## START
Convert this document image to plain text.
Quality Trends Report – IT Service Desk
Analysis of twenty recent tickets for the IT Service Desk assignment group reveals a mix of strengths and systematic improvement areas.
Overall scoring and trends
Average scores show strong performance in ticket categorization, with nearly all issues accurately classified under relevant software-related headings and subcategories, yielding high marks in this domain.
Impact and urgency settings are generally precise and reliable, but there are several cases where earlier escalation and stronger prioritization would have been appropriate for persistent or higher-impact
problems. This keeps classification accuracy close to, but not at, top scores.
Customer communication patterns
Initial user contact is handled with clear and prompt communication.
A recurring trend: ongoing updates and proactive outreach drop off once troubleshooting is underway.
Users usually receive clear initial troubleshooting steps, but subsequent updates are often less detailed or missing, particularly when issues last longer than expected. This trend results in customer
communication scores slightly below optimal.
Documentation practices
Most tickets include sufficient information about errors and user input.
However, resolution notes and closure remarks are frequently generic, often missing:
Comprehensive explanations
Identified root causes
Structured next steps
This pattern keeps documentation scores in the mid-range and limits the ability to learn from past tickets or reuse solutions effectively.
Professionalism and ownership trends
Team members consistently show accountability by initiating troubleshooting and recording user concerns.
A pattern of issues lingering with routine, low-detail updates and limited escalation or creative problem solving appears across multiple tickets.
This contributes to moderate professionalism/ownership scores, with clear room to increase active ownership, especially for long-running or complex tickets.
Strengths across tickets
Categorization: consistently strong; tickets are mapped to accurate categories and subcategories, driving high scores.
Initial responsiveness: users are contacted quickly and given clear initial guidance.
## END
How many lines of these entries contain the string "ownership"? Reply with the number alone.

--- WRITTEN ANSWER ---
2